### DATASET RECORDS

* begin *

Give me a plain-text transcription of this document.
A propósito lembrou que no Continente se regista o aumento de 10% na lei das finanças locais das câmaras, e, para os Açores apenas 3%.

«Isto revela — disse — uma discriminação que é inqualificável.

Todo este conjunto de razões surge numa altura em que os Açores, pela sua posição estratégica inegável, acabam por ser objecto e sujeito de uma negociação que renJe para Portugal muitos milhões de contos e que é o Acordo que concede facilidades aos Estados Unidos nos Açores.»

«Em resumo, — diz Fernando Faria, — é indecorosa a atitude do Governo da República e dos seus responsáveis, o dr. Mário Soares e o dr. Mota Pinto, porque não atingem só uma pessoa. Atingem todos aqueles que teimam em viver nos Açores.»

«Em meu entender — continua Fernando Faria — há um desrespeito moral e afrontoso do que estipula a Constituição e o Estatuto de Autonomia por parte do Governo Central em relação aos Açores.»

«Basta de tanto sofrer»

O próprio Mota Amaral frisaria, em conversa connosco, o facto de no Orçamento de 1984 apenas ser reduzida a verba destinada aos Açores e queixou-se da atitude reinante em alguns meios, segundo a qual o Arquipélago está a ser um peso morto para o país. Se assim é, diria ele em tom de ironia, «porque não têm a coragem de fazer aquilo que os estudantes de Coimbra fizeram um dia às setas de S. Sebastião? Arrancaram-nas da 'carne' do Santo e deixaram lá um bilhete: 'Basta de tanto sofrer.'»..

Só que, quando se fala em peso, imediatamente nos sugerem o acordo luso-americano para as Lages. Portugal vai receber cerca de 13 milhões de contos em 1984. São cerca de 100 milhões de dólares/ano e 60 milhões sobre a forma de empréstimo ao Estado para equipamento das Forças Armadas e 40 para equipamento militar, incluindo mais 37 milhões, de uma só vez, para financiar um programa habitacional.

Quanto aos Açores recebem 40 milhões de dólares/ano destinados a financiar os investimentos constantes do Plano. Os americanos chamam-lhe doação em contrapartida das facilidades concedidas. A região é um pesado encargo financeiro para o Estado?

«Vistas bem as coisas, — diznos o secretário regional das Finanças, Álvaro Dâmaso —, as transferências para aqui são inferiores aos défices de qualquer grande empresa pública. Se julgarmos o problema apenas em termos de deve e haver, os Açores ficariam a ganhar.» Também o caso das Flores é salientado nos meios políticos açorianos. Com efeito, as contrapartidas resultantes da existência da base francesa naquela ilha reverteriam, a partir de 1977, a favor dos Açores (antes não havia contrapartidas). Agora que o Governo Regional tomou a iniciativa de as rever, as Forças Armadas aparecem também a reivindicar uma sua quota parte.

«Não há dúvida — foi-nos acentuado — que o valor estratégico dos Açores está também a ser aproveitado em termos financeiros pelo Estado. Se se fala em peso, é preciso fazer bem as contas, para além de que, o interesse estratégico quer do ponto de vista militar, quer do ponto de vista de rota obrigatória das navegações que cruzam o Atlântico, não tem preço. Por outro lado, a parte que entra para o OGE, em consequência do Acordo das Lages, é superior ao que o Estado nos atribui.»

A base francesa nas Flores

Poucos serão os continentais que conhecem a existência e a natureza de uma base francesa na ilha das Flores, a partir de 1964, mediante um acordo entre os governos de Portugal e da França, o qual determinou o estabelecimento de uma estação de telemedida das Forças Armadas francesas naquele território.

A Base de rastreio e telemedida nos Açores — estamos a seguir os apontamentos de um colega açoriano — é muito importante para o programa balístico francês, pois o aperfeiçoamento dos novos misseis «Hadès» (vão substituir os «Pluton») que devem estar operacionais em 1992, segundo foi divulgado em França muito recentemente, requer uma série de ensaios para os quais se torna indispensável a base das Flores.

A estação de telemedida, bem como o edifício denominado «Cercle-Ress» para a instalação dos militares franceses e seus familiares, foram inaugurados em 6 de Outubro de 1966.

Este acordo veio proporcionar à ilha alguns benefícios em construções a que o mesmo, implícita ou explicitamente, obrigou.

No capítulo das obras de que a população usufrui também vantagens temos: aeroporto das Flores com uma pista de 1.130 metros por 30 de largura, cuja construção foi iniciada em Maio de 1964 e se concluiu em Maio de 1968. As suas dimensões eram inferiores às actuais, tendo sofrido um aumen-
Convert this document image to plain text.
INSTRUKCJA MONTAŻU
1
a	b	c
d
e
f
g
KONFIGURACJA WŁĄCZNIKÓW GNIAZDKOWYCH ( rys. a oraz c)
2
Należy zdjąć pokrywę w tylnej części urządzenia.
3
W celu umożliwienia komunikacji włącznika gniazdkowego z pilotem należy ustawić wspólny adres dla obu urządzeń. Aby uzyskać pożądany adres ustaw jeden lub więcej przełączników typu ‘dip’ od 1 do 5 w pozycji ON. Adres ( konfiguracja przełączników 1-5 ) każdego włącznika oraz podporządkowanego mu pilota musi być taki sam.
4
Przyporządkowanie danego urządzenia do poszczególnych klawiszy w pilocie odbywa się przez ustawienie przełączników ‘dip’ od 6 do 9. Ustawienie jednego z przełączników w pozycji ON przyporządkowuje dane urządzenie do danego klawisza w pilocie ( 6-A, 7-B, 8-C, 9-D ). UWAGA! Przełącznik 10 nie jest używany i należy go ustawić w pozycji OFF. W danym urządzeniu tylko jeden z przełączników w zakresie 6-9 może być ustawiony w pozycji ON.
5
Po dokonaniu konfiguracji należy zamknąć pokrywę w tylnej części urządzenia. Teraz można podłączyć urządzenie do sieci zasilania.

* end *

Gather up, from the records above, each line where the word "tylnej" appears.

### SOLUTION FOR THIS PROBLEM
Należy zdjąć pokrywę w tylnej części urządzenia.
Po dokonaniu konfiguracji należy zamknąć pokrywę w tylnej części urządzenia. Teraz można podłączyć urządzenie do sieci zasilania.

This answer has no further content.